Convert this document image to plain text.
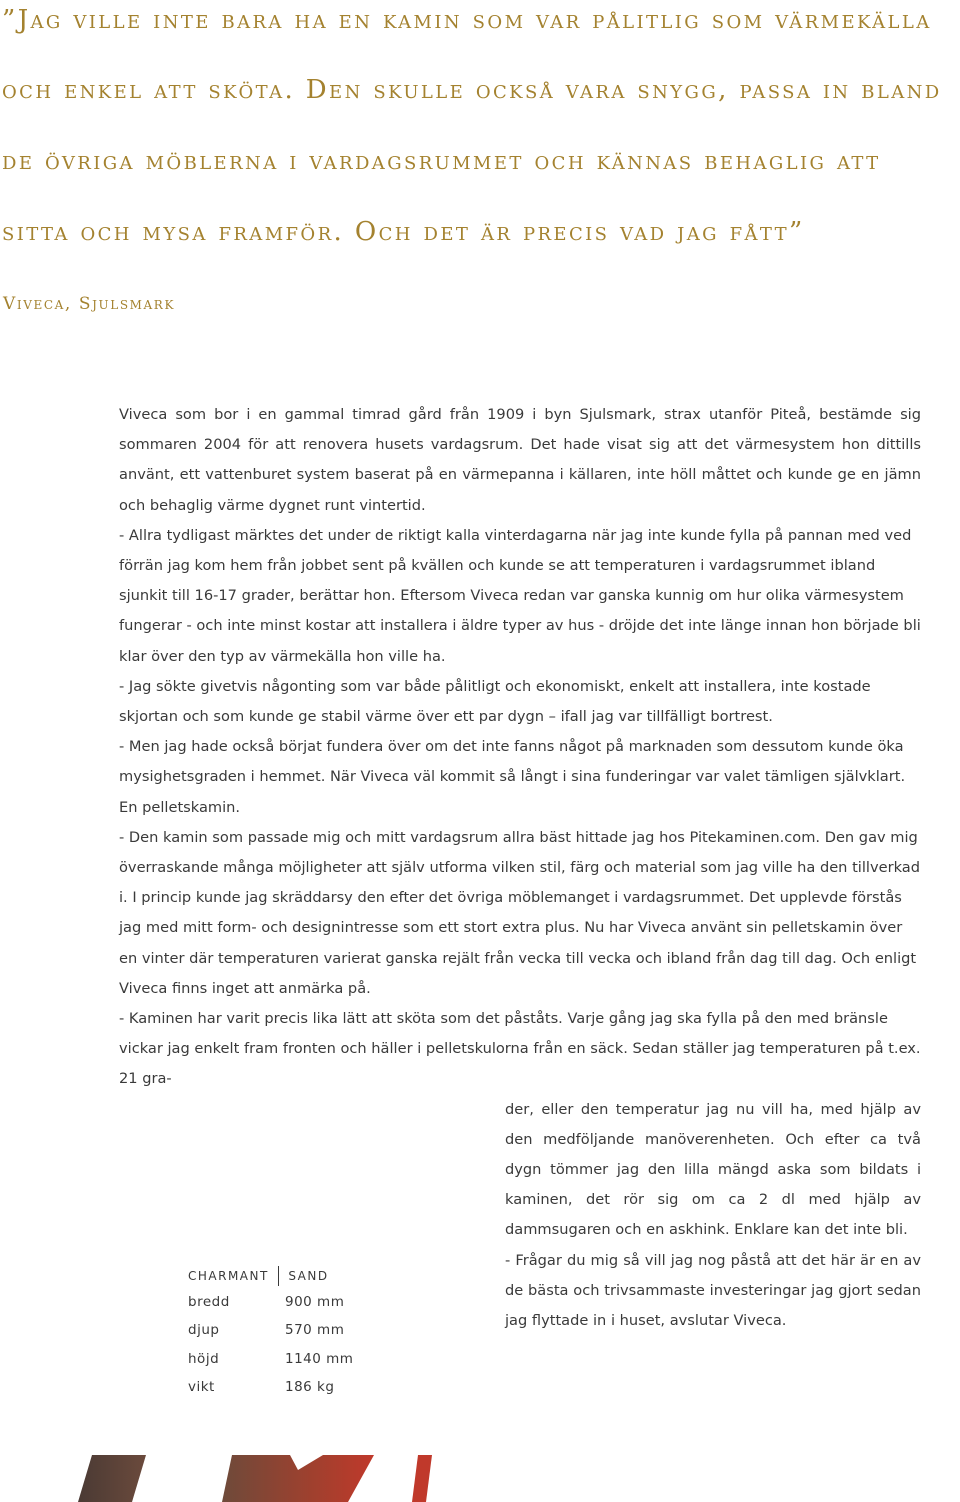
”Jag ville inte bara ha en kamin som var pålitlig som värmekälla
och enkel att sköta. Den skulle också vara snygg, passa in bland
de övriga möblerna i vardagsrummet och kännas behaglig att
sitta och mysa framför. Och det är precis vad jag fått”
Viveca, Sjulsmark

Viveca som bor i en gammal timrad gård från 1909 i byn Sjulsmark, strax utanför Piteå, bestämde sig sommaren 2004 för att renovera husets vardagsrum. Det hade visat sig att det värmesystem hon dittills använt, ett vattenburet system baserat på en värmepanna i källaren, inte höll måttet och kunde ge en jämn och behaglig värme dygnet runt vintertid.

- Allra tydligast märktes det under de riktigt kalla vinterdagarna när jag inte kunde fylla på pannan med ved förrän jag kom hem från jobbet sent på kvällen och kunde se att temperaturen i vardagsrummet ibland sjunkit till 16-17 grader, berättar hon. Eftersom Viveca redan var ganska kunnig om hur olika värmesystem fungerar - och inte minst kostar att installera i äldre typer av hus - dröjde det inte länge innan hon började bli klar över den typ av värmekälla hon ville ha.

- Jag sökte givetvis någonting som var både pålitligt och ekonomiskt, enkelt att installera, inte kostade skjortan och som kunde ge stabil värme över ett par dygn – ifall jag var tillfälligt bortrest.

- Men jag hade också börjat fundera över om det inte fanns något på marknaden som dessutom kunde öka mysighetsgraden i hemmet. När Viveca väl kommit så långt i sina funderingar var valet tämligen självklart.

En pelletskamin.

- Den kamin som passade mig och mitt vardagsrum allra bäst hittade jag hos Pitekaminen.com. Den gav mig överraskande många möjligheter att själv utforma vilken stil, färg och material som jag ville ha den tillverkad i. I princip kunde jag skräddarsy den efter det övriga möblemanget i vardagsrummet. Det upplevde förstås jag med mitt form- och designintresse som ett stort extra plus. Nu har Viveca använt sin pelletskamin över en vinter där temperaturen varierat ganska rejält från vecka till vecka och ibland från dag till dag. Och enligt Viveca finns inget att anmärka på.

- Kaminen har varit precis lika lätt att sköta som det påståts. Varje gång jag ska fylla på den med bränsle vickar jag enkelt fram fronten och häller i pelletskulorna från en säck. Sedan ställer jag temperaturen på t.ex. 21 gra-

der, eller den temperatur jag nu vill ha, med hjälp av den medföljande manöverenheten. Och efter ca två dygn tömmer jag den lilla mängd aska som bildats i kaminen, det rör sig om ca 2 dl med hjälp av dammsugaren och en askhink. Enklare kan det inte bli.

- Frågar du mig så vill jag nog påstå att det här är en av de bästa och trivsammaste investeringar jag gjort sedan jag flyttade in i huset, avslutar Viveca.

CHARMANT SAND
bredd	900 mm
djup	570 mm
höjd	1140 mm
vikt	186 kg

=-=-=-=-=

**EXERCISE AIM:** Repeat all the records above exactly, leaving out any pictures.

**WRITTEN ANSWER:**
Convert this document image to plain text.
”Jag ville inte bara ha en kamin som var pålitlig som värmekälla
och enkel att sköta. Den skulle också vara snygg, passa in bland
de övriga möblerna i vardagsrummet och kännas behaglig att
sitta och mysa framför. Och det är precis vad jag fått”
Viveca, Sjulsmark

Viveca som bor i en gammal timrad gård från 1909 i byn Sjulsmark, strax utanför Piteå, bestämde sig sommaren 2004 för att renovera husets vardagsrum. Det hade visat sig att det värmesystem hon dittills använt, ett vattenburet system baserat på en värmepanna i källaren, inte höll måttet och kunde ge en jämn och behaglig värme dygnet runt vintertid.

- Allra tydligast märktes det under de riktigt kalla vinterdagarna när jag inte kunde fylla på pannan med ved förrän jag kom hem från jobbet sent på kvällen och kunde se att temperaturen i vardagsrummet ibland sjunkit till 16-17 grader, berättar hon. Eftersom Viveca redan var ganska kunnig om hur olika värmesystem fungerar - och inte minst kostar att installera i äldre typer av hus - dröjde det inte länge innan hon började bli klar över den typ av värmekälla hon ville ha.

- Jag sökte givetvis någonting som var både pålitligt och ekonomiskt, enkelt att installera, inte kostade skjortan och som kunde ge stabil värme över ett par dygn – ifall jag var tillfälligt bortrest.

- Men jag hade också börjat fundera över om det inte fanns något på marknaden som dessutom kunde öka mysighetsgraden i hemmet. När Viveca väl kommit så långt i sina funderingar var valet tämligen självklart.

En pelletskamin.

- Den kamin som passade mig och mitt vardagsrum allra bäst hittade jag hos Pitekaminen.com. Den gav mig överraskande många möjligheter att själv utforma vilken stil, färg och material som jag ville ha den tillverkad i. I princip kunde jag skräddarsy den efter det övriga möblemanget i vardagsrummet. Det upplevde förstås jag med mitt form- och designintresse som ett stort extra plus. Nu har Viveca använt sin pelletskamin över en vinter där temperaturen varierat ganska rejält från vecka till vecka och ibland från dag till dag. Och enligt Viveca finns inget att anmärka på.

- Kaminen har varit precis lika lätt att sköta som det påståts. Varje gång jag ska fylla på den med bränsle vickar jag enkelt fram fronten och häller i pelletskulorna från en säck. Sedan ställer jag temperaturen på t.ex. 21 gra-

der, eller den temperatur jag nu vill ha, med hjälp av den medföljande manöverenheten. Och efter ca två dygn tömmer jag den lilla mängd aska som bildats i kaminen, det rör sig om ca 2 dl med hjälp av dammsugaren och en askhink. Enklare kan det inte bli.

- Frågar du mig så vill jag nog påstå att det här är en av de bästa och trivsammaste investeringar jag gjort sedan jag flyttade in i huset, avslutar Viveca.

CHARMANT SAND
bredd	900 mm
djup	570 mm
höjd	1140 mm
vikt	186 kg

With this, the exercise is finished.